- OBJECTIVE:
Write the material out again, line by line, exactly as it is.

- Dataset items:
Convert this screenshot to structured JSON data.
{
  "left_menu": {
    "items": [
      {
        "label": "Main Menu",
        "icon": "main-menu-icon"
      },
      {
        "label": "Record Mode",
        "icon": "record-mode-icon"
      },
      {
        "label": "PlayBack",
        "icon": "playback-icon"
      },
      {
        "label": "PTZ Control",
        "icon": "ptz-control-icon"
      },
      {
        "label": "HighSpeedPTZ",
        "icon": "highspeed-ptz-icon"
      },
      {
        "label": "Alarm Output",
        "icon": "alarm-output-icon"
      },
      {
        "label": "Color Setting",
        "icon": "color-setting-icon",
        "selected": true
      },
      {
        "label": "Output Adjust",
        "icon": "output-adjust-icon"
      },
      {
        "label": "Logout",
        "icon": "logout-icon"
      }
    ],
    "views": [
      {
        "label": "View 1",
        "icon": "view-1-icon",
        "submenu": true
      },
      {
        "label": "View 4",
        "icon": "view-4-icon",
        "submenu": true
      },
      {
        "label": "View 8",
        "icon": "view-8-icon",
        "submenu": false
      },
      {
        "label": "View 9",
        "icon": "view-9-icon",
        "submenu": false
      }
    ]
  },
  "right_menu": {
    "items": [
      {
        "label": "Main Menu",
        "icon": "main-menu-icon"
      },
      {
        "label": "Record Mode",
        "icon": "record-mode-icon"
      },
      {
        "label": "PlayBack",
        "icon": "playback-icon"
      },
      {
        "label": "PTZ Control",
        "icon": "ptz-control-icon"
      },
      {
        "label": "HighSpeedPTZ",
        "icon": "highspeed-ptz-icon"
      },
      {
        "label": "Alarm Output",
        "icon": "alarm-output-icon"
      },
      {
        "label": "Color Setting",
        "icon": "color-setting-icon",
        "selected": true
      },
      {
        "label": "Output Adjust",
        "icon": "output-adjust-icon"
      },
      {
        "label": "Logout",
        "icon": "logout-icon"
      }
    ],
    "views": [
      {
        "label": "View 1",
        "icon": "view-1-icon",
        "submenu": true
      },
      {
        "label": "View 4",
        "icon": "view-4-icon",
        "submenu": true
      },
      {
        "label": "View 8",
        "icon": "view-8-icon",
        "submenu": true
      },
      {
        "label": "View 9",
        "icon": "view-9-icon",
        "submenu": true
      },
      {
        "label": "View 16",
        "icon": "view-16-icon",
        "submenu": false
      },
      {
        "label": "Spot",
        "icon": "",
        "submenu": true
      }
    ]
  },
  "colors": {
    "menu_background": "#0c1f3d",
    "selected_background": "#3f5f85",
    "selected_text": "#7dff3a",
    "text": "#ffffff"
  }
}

- WRITTEN ANSWER:
Convert this screenshot to structured JSON data.
{
  "left_menu": {
    "items": [
      {
        "label": "Main Menu",
        "icon": "main-menu-icon"
      },
      {
        "label": "Record Mode",
        "icon": "record-mode-icon"
      },
      {
        "label": "PlayBack",
        "icon": "playback-icon"
      },
      {
        "label": "PTZ Control",
        "icon": "ptz-control-icon"
      },
      {
        "label": "HighSpeedPTZ",
        "icon": "highspeed-ptz-icon"
      },
      {
        "label": "Alarm Output",
        "icon": "alarm-output-icon"
      },
      {
        "label": "Color Setting",
        "icon": "color-setting-icon",
        "selected": true
      },
      {
        "label": "Output Adjust",
        "icon": "output-adjust-icon"
      },
      {
        "label": "Logout",
        "icon": "logout-icon"
      }
    ],
    "views": [
      {
        "label": "View 1",
        "icon": "view-1-icon",
        "submenu": true
      },
      {
        "label": "View 4",
        "icon": "view-4-icon",
        "submenu": true
      },
      {
        "label": "View 8",
        "icon": "view-8-icon",
        "submenu": false
      },
      {
        "label": "View 9",
        "icon": "view-9-icon",
        "submenu": false
      }
    ]
  },
  "right_menu": {
    "items": [
      {
        "label": "Main Menu",
        "icon": "main-menu-icon"
      },
      {
        "label": "Record Mode",
        "icon": "record-mode-icon"
      },
      {
        "label": "PlayBack",
        "icon": "playback-icon"
      },
      {
        "label": "PTZ Control",
        "icon": "ptz-control-icon"
      },
      {
        "label": "HighSpeedPTZ",
        "icon": "highspeed-ptz-icon"
      },
      {
        "label": "Alarm Output",
        "icon": "alarm-output-icon"
      },
      {
        "label": "Color Setting",
        "icon": "color-setting-icon",
        "selected": true
      },
      {
        "label": "Output Adjust",
        "icon": "output-adjust-icon"
      },
      {
        "label": "Logout",
        "icon": "logout-icon"
      }
    ],
    "views": [
      {
        "label": "View 1",
        "icon": "view-1-icon",
        "submenu": true
      },
      {
        "label": "View 4",
        "icon": "view-4-icon",
        "submenu": true
      },
      {
        "label": "View 8",
        "icon": "view-8-icon",
        "submenu": true
      },
      {
        "label": "View 9",
        "icon": "view-9-icon",
        "submenu": true
      },
      {
        "label": "View 16",
        "icon": "view-16-icon",
        "submenu": false
      },
      {
        "label": "Spot",
        "icon": "",
        "submenu": true
      }
    ]
  },
  "colors": {
    "menu_background": "#0c1f3d",
    "selected_background": "#3f5f85",
    "selected_text": "#7dff3a",
    "text": "#ffffff"
  }
}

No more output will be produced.